++++ Given records

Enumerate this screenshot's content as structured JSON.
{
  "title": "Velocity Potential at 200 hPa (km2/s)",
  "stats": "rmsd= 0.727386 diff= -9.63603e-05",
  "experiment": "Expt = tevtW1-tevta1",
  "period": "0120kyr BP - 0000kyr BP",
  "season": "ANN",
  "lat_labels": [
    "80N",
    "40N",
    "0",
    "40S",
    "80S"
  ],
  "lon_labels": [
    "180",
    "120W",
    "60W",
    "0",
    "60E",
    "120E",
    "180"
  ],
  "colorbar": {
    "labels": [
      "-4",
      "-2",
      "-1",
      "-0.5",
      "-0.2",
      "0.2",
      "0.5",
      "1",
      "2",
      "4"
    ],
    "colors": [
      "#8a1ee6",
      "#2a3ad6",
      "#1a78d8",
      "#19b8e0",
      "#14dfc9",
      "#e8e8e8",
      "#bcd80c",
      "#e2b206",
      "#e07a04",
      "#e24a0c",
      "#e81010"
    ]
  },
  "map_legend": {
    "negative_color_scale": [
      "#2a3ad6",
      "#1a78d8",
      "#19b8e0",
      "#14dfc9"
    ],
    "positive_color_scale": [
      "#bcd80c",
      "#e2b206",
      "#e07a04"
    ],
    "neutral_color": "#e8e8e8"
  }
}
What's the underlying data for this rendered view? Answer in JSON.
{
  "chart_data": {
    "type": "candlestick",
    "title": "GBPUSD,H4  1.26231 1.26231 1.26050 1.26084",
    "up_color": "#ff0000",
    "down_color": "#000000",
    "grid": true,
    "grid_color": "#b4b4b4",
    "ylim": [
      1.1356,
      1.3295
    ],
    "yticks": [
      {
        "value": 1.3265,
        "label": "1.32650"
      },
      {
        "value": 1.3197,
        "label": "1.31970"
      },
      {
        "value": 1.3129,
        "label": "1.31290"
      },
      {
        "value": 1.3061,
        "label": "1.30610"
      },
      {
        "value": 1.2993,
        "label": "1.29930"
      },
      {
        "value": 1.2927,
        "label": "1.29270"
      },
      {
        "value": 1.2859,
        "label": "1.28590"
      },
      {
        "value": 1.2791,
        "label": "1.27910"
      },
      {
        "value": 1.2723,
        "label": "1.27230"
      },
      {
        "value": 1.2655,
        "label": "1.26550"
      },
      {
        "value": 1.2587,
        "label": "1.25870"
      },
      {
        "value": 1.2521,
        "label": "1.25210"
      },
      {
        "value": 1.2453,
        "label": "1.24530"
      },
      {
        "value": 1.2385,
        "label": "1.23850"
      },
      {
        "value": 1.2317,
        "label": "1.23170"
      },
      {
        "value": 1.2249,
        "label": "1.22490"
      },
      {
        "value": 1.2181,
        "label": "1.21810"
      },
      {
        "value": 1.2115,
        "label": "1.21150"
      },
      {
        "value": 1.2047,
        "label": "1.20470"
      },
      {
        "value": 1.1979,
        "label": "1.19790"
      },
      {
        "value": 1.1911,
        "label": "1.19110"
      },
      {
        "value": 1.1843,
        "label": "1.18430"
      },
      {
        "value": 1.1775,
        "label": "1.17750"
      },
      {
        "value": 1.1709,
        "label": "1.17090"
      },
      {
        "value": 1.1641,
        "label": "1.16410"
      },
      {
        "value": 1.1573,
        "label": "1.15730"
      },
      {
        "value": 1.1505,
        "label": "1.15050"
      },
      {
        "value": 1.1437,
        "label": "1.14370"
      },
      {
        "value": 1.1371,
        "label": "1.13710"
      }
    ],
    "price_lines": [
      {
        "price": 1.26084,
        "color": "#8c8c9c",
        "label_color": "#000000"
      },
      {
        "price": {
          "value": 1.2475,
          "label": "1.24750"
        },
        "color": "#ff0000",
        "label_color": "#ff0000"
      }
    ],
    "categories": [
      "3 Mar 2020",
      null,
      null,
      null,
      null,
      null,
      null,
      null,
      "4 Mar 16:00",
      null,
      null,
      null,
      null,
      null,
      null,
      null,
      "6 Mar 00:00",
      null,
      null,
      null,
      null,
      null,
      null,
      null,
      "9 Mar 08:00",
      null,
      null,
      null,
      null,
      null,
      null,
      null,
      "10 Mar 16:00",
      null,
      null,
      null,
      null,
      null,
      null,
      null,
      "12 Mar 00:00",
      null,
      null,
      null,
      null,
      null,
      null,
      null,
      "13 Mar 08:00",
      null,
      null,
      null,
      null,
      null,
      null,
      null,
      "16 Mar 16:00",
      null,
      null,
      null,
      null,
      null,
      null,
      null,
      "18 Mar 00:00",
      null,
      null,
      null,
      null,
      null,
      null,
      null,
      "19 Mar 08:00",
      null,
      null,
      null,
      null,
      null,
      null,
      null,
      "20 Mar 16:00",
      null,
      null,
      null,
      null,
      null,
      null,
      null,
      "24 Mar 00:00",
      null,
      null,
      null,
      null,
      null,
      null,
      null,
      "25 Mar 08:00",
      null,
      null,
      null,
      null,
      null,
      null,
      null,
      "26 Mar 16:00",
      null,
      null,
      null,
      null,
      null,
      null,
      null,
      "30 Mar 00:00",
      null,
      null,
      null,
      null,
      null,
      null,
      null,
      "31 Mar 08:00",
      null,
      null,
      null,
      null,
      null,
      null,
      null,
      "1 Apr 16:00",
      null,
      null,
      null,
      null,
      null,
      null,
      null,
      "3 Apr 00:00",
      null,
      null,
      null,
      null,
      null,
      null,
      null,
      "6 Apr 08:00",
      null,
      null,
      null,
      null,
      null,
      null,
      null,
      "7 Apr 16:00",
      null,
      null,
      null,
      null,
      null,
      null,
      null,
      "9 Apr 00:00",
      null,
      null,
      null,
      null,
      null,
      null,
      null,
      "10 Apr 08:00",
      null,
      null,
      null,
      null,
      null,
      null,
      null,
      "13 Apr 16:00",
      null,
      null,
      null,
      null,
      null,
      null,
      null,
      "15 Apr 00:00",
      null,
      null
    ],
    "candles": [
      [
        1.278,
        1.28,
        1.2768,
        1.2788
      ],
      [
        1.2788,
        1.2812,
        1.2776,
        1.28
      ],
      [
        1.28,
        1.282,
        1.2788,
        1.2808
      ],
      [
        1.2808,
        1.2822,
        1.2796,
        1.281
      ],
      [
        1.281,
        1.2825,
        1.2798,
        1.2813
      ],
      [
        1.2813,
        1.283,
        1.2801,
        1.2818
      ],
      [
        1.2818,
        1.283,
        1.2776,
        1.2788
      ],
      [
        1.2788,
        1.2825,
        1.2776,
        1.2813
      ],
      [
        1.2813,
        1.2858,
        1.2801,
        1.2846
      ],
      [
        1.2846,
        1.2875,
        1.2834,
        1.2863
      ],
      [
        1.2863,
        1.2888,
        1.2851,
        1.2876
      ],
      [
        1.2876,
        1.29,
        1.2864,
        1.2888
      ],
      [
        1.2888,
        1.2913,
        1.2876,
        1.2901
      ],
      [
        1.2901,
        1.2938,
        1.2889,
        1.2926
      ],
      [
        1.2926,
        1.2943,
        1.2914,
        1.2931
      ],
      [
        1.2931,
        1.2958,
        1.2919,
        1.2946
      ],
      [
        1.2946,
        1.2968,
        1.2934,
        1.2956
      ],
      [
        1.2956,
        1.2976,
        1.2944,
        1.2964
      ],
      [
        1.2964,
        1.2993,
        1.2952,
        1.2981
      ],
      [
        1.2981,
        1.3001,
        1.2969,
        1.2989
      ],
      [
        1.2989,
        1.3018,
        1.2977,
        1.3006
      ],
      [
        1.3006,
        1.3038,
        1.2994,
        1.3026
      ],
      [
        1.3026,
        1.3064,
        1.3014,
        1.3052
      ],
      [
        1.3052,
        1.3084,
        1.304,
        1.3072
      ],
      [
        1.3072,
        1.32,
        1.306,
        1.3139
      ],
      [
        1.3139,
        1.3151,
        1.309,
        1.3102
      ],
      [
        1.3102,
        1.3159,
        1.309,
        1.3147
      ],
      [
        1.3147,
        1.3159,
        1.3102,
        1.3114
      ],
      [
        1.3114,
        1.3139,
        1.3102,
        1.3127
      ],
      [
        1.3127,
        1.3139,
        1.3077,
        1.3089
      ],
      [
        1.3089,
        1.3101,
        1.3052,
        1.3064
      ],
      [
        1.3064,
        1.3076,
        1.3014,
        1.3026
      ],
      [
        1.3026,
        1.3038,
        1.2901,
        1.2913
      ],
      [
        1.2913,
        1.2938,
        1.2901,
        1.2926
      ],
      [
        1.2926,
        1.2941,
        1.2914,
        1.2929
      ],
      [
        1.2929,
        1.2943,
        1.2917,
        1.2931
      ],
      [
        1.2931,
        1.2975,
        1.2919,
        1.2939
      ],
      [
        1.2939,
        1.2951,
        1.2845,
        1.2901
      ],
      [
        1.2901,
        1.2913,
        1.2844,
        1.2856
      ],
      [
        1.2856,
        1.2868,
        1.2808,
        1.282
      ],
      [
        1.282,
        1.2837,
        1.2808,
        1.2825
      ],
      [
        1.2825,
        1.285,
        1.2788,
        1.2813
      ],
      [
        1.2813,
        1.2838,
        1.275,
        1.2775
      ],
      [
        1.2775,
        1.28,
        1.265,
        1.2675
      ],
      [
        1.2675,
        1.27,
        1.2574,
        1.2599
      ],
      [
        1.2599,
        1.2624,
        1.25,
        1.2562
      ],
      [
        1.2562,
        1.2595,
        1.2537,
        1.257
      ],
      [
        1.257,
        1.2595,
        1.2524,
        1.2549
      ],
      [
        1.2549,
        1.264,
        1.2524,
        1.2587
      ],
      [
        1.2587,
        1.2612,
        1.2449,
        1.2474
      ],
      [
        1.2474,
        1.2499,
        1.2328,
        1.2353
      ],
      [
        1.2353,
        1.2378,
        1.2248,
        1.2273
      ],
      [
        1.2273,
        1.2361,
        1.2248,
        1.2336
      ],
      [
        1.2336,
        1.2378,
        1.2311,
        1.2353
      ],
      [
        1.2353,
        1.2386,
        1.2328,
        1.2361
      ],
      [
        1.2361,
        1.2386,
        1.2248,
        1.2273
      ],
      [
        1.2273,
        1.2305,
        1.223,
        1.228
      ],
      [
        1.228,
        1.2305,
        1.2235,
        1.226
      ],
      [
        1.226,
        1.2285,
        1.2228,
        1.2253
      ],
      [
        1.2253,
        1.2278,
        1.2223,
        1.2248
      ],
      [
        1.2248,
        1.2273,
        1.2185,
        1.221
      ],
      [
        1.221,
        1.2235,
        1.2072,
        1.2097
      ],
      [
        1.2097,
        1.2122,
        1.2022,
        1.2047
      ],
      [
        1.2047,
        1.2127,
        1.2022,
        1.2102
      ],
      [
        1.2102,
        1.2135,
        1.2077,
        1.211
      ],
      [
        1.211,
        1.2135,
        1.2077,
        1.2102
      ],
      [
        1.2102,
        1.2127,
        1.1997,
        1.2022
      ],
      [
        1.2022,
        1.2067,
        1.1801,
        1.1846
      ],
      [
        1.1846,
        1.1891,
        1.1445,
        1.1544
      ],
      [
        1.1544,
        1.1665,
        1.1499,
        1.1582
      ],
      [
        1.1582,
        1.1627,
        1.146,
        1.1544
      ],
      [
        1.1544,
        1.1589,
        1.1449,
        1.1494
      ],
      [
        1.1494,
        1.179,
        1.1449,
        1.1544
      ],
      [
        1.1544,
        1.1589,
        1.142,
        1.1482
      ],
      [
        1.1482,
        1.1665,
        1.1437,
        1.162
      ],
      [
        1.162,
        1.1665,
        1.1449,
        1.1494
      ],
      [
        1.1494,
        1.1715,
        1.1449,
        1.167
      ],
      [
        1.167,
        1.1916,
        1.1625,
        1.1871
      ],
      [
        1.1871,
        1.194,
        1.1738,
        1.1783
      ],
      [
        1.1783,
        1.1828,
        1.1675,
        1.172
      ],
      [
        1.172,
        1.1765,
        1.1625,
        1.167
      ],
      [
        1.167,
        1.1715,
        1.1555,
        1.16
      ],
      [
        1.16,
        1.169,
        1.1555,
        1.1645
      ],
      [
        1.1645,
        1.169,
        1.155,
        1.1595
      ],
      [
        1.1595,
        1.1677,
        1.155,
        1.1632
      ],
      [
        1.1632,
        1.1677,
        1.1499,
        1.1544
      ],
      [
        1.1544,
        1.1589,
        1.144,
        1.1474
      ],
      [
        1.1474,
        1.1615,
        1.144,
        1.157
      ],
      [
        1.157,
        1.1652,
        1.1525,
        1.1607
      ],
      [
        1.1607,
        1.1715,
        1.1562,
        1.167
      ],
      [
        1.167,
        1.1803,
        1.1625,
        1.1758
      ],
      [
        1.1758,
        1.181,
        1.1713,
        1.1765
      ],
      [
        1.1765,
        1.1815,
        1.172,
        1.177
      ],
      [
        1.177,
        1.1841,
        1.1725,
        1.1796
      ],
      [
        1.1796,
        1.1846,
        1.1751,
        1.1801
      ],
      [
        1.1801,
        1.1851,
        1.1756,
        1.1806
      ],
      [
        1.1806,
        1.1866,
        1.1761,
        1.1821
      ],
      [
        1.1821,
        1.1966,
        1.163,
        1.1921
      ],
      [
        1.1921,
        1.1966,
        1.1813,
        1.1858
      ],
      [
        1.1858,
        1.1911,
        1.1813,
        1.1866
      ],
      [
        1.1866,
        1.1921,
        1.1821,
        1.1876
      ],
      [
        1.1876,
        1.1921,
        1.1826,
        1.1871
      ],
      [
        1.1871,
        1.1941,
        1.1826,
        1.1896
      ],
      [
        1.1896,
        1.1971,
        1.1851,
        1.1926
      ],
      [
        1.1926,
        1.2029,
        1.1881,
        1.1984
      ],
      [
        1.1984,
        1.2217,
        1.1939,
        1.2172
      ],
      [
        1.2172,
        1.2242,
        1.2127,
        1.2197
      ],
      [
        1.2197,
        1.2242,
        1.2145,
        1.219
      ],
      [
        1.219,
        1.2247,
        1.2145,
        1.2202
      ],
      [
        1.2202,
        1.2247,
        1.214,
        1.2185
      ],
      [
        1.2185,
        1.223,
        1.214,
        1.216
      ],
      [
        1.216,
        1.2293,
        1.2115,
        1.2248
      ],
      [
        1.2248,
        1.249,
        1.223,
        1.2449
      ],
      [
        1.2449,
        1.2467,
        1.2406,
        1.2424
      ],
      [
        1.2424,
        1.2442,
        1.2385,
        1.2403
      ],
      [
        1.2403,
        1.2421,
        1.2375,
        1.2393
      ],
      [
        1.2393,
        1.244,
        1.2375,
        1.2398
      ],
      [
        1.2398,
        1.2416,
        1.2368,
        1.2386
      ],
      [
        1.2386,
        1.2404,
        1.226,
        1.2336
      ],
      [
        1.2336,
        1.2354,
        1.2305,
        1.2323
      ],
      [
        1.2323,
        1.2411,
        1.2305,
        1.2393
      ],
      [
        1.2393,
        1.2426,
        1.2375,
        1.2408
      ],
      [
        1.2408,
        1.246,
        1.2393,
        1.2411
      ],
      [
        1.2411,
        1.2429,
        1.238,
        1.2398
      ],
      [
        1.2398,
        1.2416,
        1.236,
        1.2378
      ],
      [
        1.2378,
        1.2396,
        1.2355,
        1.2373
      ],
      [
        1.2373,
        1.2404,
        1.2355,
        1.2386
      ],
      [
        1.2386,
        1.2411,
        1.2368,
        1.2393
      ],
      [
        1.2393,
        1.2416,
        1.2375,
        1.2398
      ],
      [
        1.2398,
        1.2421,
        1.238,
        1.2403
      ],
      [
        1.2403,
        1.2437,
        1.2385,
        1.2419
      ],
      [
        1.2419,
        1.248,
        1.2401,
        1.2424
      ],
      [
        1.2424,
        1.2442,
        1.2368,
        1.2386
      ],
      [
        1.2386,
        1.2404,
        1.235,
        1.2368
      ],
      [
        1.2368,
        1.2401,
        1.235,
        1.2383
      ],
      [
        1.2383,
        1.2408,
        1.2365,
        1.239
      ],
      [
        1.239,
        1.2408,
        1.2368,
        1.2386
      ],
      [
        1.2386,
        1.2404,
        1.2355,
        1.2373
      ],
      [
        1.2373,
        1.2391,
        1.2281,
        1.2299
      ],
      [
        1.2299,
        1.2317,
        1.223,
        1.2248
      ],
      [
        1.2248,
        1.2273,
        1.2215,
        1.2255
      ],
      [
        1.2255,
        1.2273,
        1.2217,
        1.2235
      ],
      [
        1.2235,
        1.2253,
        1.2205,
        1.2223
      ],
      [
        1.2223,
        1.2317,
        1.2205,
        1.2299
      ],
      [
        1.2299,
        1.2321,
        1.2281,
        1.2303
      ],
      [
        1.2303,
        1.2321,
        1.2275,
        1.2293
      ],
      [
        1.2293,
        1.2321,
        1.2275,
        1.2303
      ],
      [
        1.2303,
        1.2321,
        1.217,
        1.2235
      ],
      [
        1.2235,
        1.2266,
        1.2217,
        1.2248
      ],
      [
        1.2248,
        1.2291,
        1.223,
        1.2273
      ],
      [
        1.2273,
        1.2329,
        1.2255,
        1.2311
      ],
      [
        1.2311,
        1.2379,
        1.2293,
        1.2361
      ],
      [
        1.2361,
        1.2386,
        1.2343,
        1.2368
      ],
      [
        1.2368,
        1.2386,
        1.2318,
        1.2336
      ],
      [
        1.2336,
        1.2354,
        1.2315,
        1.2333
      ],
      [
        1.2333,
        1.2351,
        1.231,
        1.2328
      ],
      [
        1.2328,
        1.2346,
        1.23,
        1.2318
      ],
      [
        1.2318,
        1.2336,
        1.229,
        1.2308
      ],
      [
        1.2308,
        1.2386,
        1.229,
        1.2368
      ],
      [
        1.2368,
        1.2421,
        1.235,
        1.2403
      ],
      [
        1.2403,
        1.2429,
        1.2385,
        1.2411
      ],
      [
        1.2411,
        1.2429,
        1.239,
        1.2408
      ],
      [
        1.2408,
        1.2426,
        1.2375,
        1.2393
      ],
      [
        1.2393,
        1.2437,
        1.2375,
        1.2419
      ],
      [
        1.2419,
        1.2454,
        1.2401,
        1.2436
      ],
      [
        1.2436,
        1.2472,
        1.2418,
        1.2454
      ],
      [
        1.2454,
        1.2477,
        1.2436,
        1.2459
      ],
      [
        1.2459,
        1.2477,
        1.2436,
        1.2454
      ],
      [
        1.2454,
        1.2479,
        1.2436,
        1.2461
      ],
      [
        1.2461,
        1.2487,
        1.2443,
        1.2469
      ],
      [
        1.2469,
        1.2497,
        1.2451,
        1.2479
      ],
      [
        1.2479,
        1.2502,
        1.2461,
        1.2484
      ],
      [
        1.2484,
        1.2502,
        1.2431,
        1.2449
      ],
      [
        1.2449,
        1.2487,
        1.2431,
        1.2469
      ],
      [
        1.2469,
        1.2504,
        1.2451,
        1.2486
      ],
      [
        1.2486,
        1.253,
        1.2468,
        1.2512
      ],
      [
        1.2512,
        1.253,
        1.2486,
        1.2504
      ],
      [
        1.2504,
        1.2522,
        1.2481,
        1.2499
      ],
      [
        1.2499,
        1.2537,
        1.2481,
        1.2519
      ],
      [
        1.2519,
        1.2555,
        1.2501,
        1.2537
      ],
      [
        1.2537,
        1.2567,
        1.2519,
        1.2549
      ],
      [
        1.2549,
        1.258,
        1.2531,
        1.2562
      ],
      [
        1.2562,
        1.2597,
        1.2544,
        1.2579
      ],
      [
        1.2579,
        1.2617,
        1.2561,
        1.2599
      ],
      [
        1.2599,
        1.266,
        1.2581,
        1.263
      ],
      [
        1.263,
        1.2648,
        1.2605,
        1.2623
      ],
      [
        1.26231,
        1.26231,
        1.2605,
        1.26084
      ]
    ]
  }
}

++++++++

▸ To be done
Select every line in the records above that contains the word "JSON".

▸ Result
Enumerate this screenshot's content as structured JSON.
What's the underlying data for this rendered view? Answer in JSON.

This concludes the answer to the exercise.